▶ WHAT IS ASKED
Wherever a line holds the word "LARGE", copy that line out.

▶ DATASET

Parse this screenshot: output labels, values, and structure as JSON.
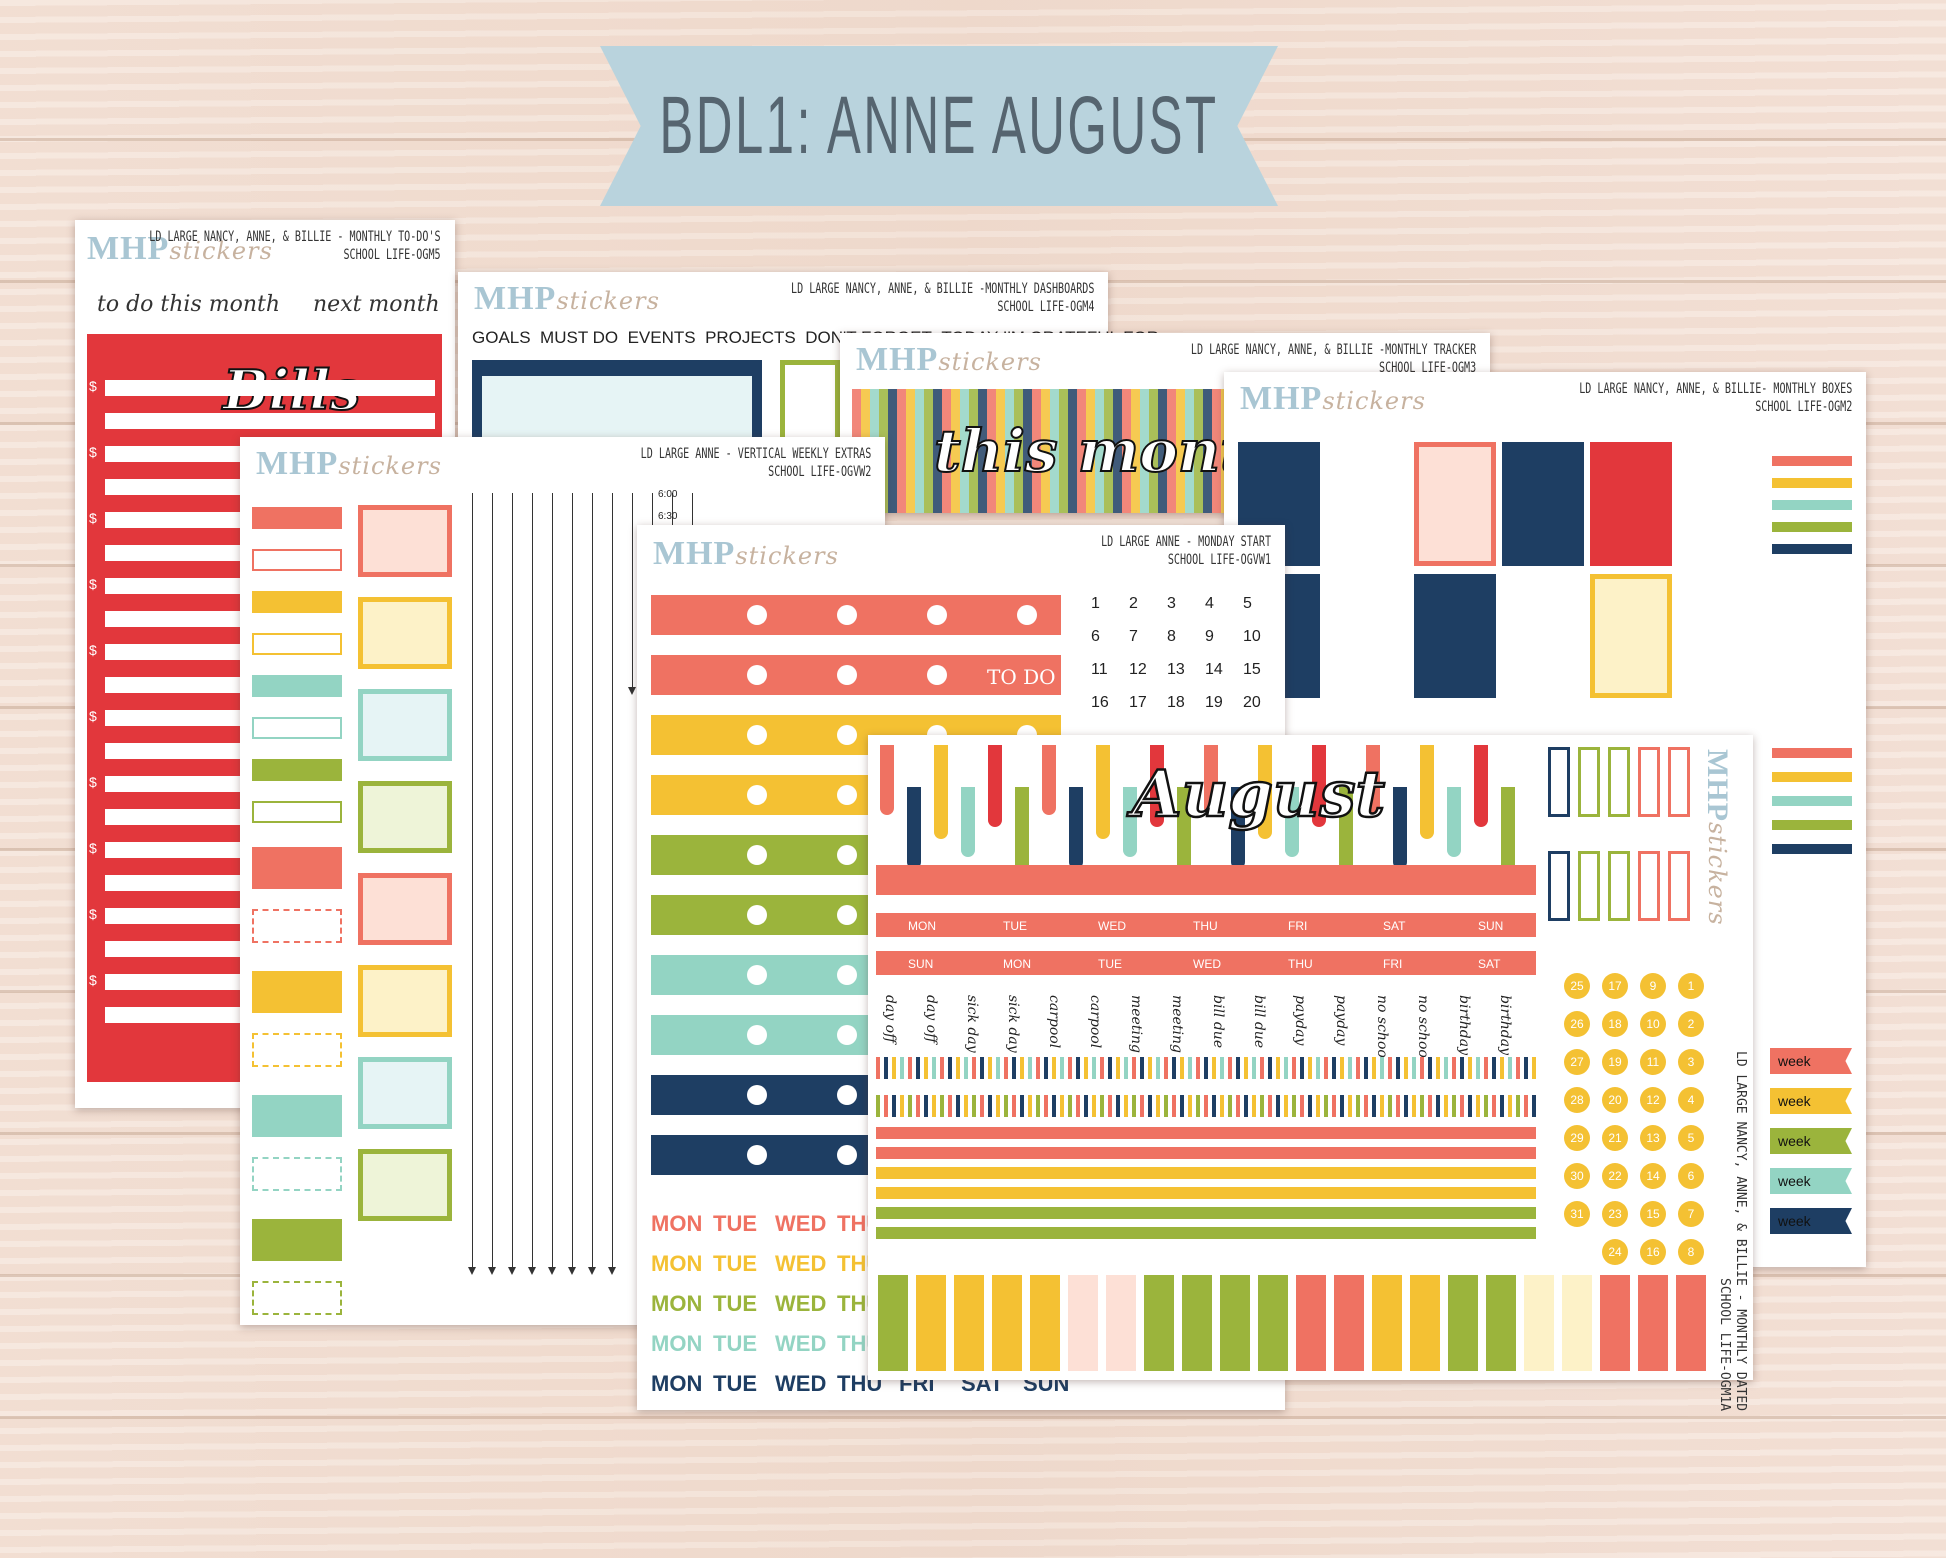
{
  "banner": {
    "title": "BDL1: ANNE AUGUST"
  },
  "brand": {
    "name": "MHP",
    "suffix": "stickers"
  },
  "sheets": {
    "todo": {
      "title": "LD LARGE NANCY, ANNE, & BILLIE - MONTHLY TO-DO'S",
      "code": "SCHOOL LIFE-OGM5",
      "labels": [
        "to do this month",
        "next month",
        "Bills"
      ],
      "dollar": "$"
    },
    "dash": {
      "title": "LD LARGE NANCY, ANNE, & BILLIE -MONTHLY DASHBOARDS",
      "code": "SCHOOL LIFE-OGM4",
      "labels": [
        "GOALS",
        "MUST DO",
        "EVENTS",
        "PROJECTS",
        "DON'T FORGET",
        "TODAY I'M GRATEFUL FOR"
      ]
    },
    "tracker": {
      "title": "LD LARGE NANCY, ANNE, & BILLIE -MONTHLY TRACKER",
      "code": "SCHOOL LIFE-OGM3",
      "label": "this month"
    },
    "boxes": {
      "title": "LD LARGE NANCY, ANNE, & BILLIE- MONTHLY BOXES",
      "code": "SCHOOL LIFE-OGM2"
    },
    "weekly": {
      "title": "LD LARGE ANNE - VERTICAL WEEKLY EXTRAS",
      "code": "SCHOOL LIFE-OGVW2",
      "times": [
        "6:00",
        "6:30"
      ]
    },
    "monday": {
      "title": "LD LARGE ANNE - MONDAY START",
      "code": "SCHOOL LIFE-OGVW1",
      "todo": "TO DO",
      "numbers": [
        "1",
        "2",
        "3",
        "4",
        "5",
        "6",
        "7",
        "8",
        "9",
        "10",
        "11",
        "12",
        "13",
        "14",
        "15",
        "16",
        "17",
        "18",
        "19",
        "20"
      ],
      "days": [
        "MON",
        "TUE",
        "WED",
        "THU",
        "FRI",
        "SAT",
        "SUN"
      ]
    },
    "dated": {
      "title": "LD LARGE NANCY, ANNE, & BILLIE - MONTHLY DATED",
      "code": "SCHOOL LIFE-OGM1A",
      "month": "August",
      "row1": [
        "MON",
        "TUE",
        "WED",
        "THU",
        "FRI",
        "SAT",
        "SUN"
      ],
      "row2": [
        "SUN",
        "MON",
        "TUE",
        "WED",
        "THU",
        "FRI",
        "SAT"
      ],
      "script_words": [
        "day off",
        "day off",
        "sick day",
        "sick day",
        "carpool",
        "carpool",
        "meeting",
        "meeting",
        "bill due",
        "bill due",
        "payday",
        "payday",
        "no school",
        "no school",
        "birthday",
        "birthday"
      ],
      "circles": [
        "1",
        "2",
        "3",
        "4",
        "5",
        "6",
        "7",
        "8",
        "9",
        "10",
        "11",
        "12",
        "13",
        "14",
        "15",
        "16",
        "17",
        "18",
        "19",
        "20",
        "21",
        "22",
        "23",
        "24",
        "25",
        "26",
        "27",
        "28",
        "29",
        "30",
        "31"
      ],
      "week_word": "week"
    }
  },
  "colors": {
    "coral": "#ef7262",
    "red": "#e2373c",
    "yellow": "#f4c133",
    "mint": "#93d4c3",
    "green": "#9bb43c",
    "navy": "#1e3e63",
    "cream": "#fdf2c8",
    "pink": "#fde0d6",
    "lightblue": "#e6f4f5"
  }
}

▶ TASK RESULT
      "title": "LD LARGE NANCY, ANNE, & BILLIE - MONTHLY TO-DO'S",
      "title": "LD LARGE NANCY, ANNE, & BILLIE -MONTHLY DASHBOARDS",
      "title": "LD LARGE NANCY, ANNE, & BILLIE -MONTHLY TRACKER",
      "title": "LD LARGE NANCY, ANNE, & BILLIE- MONTHLY BOXES",
      "title": "LD LARGE ANNE - VERTICAL WEEKLY EXTRAS",
      "title": "LD LARGE ANNE - MONDAY START",
      "title": "LD LARGE NANCY, ANNE, & BILLIE - MONTHLY DATED",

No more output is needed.